Spatial layout entries:
::::
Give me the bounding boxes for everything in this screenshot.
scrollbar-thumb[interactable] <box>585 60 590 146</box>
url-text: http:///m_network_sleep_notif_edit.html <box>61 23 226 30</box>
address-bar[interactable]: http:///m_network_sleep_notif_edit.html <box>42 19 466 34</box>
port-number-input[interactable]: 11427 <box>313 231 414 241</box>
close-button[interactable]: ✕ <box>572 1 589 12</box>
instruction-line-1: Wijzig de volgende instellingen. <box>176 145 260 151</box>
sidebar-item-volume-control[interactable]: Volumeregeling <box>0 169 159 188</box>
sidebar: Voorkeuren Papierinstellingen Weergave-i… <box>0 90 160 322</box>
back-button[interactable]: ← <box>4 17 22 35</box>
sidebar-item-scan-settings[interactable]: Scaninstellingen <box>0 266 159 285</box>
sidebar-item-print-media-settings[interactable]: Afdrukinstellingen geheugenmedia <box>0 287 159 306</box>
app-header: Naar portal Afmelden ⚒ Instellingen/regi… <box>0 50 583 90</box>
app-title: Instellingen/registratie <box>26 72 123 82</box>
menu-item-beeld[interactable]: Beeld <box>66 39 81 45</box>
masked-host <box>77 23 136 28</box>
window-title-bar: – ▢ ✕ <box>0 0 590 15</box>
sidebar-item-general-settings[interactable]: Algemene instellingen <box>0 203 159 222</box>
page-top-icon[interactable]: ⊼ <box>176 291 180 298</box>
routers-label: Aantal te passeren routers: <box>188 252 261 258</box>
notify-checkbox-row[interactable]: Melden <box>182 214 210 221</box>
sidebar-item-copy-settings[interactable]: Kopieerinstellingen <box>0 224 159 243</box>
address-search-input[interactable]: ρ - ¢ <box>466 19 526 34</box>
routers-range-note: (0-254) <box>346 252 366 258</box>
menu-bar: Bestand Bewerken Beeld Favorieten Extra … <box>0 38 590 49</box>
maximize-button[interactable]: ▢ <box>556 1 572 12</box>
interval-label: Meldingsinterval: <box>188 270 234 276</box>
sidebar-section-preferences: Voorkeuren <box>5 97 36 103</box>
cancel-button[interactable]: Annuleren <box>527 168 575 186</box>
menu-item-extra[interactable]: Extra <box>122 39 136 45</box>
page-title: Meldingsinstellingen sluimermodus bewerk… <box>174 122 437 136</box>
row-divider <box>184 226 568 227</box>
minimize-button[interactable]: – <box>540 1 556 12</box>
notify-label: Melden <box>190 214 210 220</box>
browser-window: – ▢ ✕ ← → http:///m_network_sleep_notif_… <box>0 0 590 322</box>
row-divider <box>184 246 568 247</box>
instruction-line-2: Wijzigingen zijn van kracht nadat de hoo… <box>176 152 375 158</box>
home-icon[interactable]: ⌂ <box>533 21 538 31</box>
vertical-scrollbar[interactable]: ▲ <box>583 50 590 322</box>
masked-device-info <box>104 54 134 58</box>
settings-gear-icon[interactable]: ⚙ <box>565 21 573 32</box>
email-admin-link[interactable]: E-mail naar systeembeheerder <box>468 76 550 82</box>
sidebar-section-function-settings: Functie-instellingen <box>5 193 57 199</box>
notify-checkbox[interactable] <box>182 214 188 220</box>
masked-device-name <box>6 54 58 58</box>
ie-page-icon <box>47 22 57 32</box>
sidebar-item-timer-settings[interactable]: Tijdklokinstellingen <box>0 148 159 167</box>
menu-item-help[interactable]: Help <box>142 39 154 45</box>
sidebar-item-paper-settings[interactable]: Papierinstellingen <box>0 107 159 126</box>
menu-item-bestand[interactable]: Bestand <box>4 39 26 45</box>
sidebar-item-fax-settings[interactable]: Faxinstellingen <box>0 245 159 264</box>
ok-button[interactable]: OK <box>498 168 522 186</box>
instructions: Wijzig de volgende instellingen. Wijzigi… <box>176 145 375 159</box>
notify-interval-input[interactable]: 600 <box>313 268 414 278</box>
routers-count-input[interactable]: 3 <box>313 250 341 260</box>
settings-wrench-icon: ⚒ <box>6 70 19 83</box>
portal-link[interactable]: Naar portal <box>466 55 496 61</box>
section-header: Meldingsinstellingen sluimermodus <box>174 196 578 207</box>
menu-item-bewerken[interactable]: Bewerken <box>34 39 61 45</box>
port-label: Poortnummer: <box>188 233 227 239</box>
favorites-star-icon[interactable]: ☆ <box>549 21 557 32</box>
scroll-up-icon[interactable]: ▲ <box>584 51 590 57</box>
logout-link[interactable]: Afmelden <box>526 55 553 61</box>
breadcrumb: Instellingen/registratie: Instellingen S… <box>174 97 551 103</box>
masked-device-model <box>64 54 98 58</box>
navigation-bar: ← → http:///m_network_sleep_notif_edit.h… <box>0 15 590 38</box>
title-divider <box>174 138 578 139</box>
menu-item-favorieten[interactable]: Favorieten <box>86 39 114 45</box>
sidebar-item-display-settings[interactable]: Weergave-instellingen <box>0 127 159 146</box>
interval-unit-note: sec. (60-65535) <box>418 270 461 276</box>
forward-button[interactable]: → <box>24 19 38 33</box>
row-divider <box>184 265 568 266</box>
::::
* _INSTRUCTIONS FOR THE TASK_:
Copy the material above without any changes, from its first line through the line holding "sidebar-item-volume-control[interactable]: Volumeregeling <box>0", both included.

* _FINISHED TASK_:
Give me the bounding boxes for everything in this screenshot.
scrollbar-thumb[interactable] <box>585 60 590 146</box>
url-text: http:///m_network_sleep_notif_edit.html <box>61 23 226 30</box>
address-bar[interactable]: http:///m_network_sleep_notif_edit.html <box>42 19 466 34</box>
port-number-input[interactable]: 11427 <box>313 231 414 241</box>
close-button[interactable]: ✕ <box>572 1 589 12</box>
instruction-line-1: Wijzig de volgende instellingen. <box>176 145 260 151</box>
sidebar-item-volume-control[interactable]: Volumeregeling <box>0 169 159 188</box>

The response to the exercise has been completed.